====== EXTRACTED RECORDS

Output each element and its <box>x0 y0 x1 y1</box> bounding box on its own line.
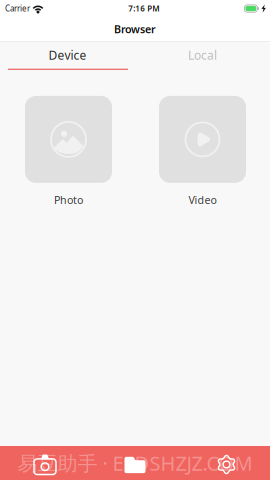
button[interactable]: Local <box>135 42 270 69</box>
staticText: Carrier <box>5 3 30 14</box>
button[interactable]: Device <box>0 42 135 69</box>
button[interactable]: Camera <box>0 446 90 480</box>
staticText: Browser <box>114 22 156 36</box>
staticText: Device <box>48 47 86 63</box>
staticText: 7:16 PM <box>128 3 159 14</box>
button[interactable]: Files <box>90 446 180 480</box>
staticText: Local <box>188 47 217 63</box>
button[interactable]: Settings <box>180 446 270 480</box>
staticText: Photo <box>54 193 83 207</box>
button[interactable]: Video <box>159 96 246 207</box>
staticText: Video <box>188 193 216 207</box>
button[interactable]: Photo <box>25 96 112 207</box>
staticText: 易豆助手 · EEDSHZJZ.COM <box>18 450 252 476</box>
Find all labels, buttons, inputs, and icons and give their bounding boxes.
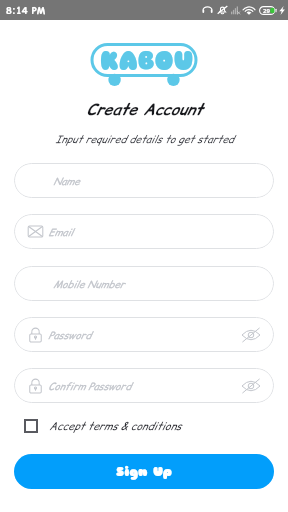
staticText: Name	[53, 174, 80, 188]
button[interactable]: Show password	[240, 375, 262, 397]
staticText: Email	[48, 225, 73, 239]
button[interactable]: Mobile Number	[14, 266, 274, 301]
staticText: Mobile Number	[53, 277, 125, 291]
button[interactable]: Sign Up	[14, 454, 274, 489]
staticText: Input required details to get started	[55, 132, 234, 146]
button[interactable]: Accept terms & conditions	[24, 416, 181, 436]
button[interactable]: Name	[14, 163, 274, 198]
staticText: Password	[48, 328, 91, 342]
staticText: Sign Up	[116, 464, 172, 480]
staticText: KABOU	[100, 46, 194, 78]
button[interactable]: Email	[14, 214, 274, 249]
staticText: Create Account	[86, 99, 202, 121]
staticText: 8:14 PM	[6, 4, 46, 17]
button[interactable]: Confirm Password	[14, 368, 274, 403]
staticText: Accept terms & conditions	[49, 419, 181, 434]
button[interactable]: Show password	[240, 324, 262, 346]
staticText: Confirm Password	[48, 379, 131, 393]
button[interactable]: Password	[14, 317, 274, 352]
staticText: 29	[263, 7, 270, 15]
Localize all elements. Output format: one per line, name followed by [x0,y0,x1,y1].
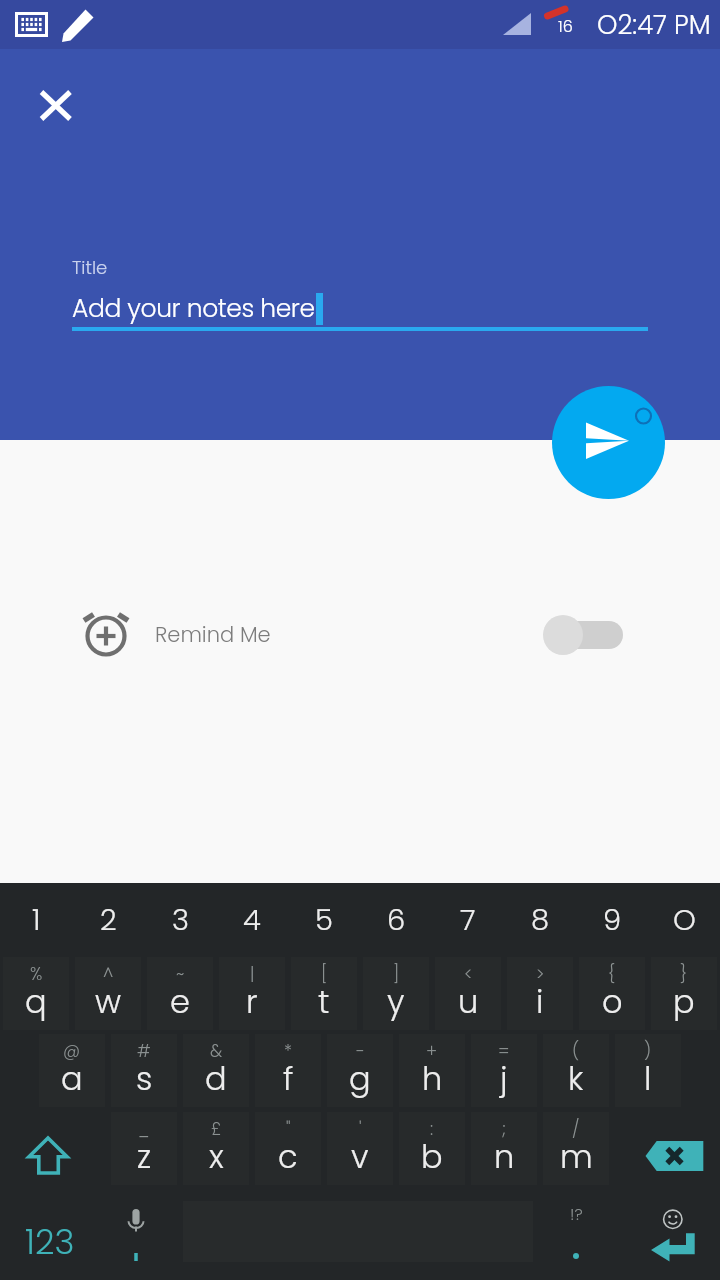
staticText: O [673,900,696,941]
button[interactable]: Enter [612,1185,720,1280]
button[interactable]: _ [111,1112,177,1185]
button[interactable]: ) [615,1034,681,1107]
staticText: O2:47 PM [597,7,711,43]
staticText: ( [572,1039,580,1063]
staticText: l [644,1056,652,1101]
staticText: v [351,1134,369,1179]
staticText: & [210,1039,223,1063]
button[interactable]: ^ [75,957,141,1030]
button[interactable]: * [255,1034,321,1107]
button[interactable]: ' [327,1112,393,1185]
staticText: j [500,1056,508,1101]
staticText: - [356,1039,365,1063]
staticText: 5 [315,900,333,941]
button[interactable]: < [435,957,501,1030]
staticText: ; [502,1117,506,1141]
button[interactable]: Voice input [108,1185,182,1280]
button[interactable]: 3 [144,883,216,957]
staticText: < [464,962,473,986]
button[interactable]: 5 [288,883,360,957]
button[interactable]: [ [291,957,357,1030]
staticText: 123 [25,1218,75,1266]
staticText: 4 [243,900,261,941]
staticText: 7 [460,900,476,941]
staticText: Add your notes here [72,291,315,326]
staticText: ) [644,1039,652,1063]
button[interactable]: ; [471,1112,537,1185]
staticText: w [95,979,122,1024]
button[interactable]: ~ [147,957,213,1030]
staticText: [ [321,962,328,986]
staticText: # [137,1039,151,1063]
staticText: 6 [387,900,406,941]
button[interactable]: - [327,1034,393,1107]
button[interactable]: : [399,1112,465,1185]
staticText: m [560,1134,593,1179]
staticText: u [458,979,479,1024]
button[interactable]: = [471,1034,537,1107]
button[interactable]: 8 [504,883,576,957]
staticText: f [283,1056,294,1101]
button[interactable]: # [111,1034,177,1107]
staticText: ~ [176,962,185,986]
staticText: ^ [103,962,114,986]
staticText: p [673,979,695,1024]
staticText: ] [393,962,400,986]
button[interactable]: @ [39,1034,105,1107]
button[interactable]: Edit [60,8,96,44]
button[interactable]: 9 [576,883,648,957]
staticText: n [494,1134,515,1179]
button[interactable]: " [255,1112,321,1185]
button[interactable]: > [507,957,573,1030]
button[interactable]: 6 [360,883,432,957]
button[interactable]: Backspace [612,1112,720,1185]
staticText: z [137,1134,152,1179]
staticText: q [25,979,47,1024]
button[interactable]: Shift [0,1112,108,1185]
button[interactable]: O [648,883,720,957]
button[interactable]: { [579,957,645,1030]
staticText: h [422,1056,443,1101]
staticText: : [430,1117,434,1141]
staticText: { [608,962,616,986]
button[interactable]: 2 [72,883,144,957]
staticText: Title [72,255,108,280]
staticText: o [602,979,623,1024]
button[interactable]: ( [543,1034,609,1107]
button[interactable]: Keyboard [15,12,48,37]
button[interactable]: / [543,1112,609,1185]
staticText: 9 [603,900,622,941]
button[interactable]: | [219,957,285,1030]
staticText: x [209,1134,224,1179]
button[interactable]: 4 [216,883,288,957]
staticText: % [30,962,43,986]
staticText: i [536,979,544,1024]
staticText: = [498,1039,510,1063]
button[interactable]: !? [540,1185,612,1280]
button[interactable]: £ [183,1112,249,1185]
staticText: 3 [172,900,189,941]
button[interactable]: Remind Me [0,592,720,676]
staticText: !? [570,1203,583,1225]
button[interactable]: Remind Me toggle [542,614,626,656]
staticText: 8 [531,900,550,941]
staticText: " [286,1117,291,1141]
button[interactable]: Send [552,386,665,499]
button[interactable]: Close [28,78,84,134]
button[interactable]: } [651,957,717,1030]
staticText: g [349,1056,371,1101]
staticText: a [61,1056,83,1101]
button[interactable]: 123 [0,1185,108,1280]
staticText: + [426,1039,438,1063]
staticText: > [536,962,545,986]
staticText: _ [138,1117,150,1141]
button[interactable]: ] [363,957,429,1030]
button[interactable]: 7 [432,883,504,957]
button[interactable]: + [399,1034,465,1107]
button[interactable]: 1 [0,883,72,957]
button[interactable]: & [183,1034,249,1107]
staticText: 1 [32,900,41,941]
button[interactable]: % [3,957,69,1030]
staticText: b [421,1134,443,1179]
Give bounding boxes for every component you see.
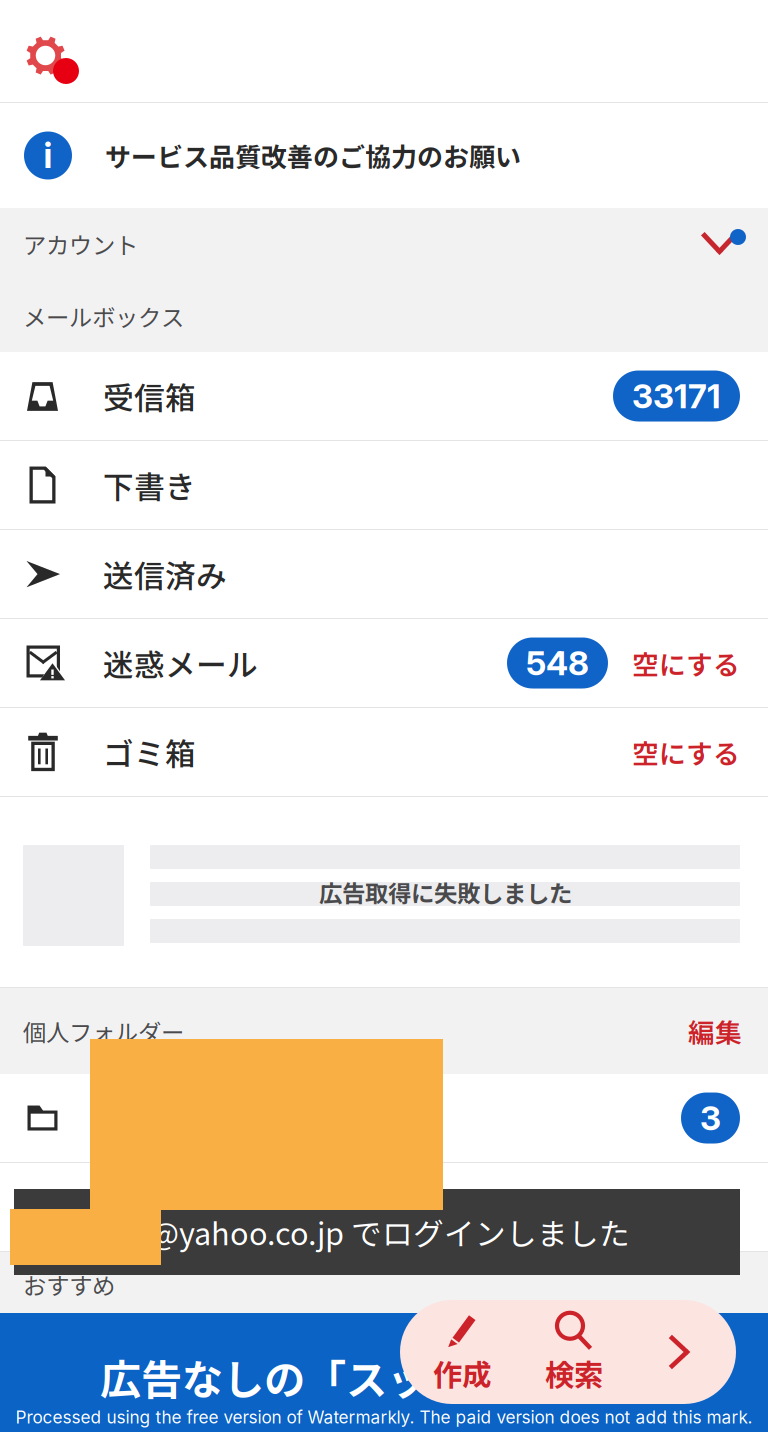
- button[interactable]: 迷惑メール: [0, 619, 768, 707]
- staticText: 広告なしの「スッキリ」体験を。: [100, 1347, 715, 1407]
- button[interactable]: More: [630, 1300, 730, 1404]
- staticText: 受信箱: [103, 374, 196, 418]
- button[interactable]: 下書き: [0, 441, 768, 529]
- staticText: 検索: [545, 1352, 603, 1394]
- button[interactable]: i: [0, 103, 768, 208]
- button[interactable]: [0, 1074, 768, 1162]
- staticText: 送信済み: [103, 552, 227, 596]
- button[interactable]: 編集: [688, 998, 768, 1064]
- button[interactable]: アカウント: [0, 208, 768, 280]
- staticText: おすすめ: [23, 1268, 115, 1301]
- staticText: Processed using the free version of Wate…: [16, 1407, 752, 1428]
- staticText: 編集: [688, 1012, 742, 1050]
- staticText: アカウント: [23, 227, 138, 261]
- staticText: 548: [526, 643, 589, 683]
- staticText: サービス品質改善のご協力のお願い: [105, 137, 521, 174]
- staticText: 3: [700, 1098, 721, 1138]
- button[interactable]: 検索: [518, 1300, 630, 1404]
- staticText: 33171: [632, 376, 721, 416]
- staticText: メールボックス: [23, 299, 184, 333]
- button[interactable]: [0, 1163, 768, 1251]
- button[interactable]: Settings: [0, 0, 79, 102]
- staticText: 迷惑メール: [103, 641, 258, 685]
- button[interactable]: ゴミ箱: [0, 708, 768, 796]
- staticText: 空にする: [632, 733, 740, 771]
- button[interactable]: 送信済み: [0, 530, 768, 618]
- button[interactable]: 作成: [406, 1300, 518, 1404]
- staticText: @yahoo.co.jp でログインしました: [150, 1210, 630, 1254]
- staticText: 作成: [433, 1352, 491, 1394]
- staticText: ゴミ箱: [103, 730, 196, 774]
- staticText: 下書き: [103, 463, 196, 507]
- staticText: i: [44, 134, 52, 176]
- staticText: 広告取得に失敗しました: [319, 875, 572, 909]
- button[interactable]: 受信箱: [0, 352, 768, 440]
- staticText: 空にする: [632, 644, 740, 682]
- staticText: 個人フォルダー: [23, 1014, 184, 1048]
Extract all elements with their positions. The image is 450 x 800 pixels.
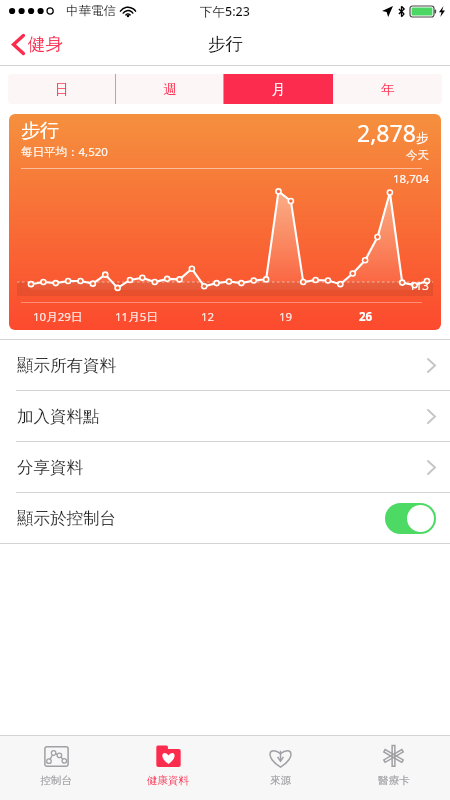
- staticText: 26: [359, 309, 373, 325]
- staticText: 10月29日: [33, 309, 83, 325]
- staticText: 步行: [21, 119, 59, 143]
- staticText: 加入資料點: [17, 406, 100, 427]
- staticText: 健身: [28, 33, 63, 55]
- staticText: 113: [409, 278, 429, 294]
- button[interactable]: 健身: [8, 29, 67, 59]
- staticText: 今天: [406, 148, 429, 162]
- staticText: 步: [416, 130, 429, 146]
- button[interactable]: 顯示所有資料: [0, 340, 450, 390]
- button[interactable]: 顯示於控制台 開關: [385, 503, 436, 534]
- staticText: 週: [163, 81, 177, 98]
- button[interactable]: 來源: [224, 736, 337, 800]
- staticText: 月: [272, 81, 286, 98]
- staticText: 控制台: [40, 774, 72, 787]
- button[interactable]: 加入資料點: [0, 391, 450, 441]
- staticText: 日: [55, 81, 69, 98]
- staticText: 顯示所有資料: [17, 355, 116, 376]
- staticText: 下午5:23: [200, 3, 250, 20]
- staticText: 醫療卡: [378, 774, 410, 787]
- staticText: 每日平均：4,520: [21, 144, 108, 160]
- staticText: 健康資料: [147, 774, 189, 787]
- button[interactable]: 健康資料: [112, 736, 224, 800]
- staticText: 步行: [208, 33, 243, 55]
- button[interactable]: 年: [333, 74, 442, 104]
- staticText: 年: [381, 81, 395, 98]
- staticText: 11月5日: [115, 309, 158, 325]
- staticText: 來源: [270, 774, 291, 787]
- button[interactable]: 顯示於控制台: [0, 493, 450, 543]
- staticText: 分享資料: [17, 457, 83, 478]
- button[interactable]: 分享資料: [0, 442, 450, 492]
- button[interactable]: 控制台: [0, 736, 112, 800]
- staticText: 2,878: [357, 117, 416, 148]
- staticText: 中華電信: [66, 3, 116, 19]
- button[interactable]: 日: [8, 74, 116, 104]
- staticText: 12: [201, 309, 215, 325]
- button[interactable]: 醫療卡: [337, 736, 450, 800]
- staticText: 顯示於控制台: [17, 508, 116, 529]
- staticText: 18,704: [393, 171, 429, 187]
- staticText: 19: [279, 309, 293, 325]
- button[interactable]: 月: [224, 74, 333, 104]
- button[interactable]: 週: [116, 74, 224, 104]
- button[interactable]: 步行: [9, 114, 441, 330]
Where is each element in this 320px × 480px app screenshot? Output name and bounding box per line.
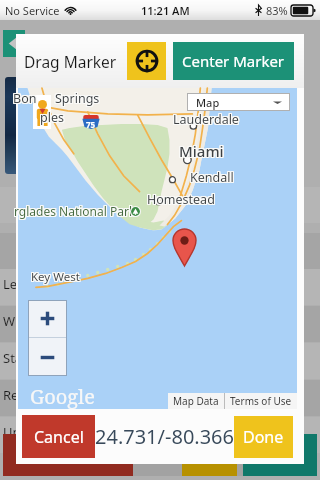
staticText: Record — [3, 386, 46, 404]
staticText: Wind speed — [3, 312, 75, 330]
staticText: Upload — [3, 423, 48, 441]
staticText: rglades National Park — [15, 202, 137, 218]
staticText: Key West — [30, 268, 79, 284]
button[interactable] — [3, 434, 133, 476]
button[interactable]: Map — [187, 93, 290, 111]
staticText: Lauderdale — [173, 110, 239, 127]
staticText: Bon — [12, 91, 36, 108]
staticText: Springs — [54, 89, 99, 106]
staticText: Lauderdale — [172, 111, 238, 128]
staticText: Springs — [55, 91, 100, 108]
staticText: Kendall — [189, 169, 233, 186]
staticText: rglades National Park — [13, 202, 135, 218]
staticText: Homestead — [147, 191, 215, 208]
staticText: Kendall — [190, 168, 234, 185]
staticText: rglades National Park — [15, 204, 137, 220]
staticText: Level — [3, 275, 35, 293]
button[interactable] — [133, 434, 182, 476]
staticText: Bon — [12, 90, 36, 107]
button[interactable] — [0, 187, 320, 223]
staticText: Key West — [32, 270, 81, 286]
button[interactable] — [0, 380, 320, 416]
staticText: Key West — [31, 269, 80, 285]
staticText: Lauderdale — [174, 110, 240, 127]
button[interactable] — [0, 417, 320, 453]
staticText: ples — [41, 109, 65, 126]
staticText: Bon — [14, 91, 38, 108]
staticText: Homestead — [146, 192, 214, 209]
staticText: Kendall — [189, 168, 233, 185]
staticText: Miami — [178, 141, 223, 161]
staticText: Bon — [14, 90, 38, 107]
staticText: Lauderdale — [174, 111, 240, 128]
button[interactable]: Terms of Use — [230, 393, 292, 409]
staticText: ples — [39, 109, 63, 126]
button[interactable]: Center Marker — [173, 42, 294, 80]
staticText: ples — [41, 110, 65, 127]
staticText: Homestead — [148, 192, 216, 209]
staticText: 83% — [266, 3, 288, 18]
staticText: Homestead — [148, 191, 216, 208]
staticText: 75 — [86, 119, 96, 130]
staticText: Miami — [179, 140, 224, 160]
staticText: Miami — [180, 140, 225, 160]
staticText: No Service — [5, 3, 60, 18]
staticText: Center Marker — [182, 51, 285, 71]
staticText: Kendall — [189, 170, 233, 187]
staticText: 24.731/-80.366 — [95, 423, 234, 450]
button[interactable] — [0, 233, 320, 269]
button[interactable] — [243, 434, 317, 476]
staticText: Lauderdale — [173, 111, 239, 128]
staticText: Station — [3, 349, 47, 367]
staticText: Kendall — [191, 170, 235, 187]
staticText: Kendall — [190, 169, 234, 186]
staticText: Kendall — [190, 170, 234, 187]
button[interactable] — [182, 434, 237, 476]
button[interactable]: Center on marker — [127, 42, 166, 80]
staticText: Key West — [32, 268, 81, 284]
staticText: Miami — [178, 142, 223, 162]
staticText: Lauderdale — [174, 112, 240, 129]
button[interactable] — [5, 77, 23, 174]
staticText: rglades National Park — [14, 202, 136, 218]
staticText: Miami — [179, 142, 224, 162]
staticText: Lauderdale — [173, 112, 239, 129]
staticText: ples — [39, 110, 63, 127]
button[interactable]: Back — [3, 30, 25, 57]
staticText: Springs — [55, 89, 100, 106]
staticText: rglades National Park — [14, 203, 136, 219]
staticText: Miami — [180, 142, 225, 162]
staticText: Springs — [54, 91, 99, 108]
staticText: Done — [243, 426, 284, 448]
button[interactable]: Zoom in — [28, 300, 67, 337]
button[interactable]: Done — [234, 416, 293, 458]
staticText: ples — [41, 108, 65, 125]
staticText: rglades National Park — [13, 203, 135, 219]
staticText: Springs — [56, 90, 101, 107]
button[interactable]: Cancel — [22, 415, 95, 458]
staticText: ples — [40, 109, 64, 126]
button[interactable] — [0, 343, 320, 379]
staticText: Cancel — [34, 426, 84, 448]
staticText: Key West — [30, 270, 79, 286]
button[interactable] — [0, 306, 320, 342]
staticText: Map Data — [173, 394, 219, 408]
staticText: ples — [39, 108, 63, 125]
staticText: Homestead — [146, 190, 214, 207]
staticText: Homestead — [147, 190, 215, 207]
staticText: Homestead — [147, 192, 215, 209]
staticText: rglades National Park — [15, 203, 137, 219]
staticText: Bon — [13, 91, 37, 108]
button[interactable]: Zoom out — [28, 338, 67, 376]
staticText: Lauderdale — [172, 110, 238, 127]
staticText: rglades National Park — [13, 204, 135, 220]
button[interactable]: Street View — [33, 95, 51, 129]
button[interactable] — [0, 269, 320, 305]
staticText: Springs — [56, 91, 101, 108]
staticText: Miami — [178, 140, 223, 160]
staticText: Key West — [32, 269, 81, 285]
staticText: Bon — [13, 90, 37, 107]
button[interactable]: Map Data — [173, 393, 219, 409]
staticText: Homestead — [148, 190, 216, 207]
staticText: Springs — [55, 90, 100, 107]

============

WHAT YOU WILL DO ▸ Put the lines of the material into a JSON list of strings, one string per line with blank lines left out, starting with the line containing "- button[interactable]: 迷惑メール: [0, 619, 768, 707]" and going on through the line containing "- staticText: 送信済み: [103, 552, 227, 596]". Include both of those lines and no others.

ANSWER FOR THIS EXERCISE ▸
[
  "- button[interactable]: 迷惑メール: [0, 619, 768, 707]",
  "- staticText: 広告なしの「スッキリ」体験を。: [100, 1347, 715, 1407]",
  "- button[interactable]: More: [630, 1300, 730, 1404]",
  "- staticText: 受信箱: [103, 374, 196, 418]",
  "- button[interactable]: 下書き: [0, 441, 768, 529]",
  "- staticText: 検索: [545, 1352, 603, 1394]",
  "- button[interactable]: i: [0, 103, 768, 208]",
  "- button[interactable]: [0, 1074, 768, 1162]",
  "- staticText: 送信済み: [103, 552, 227, 596]"
]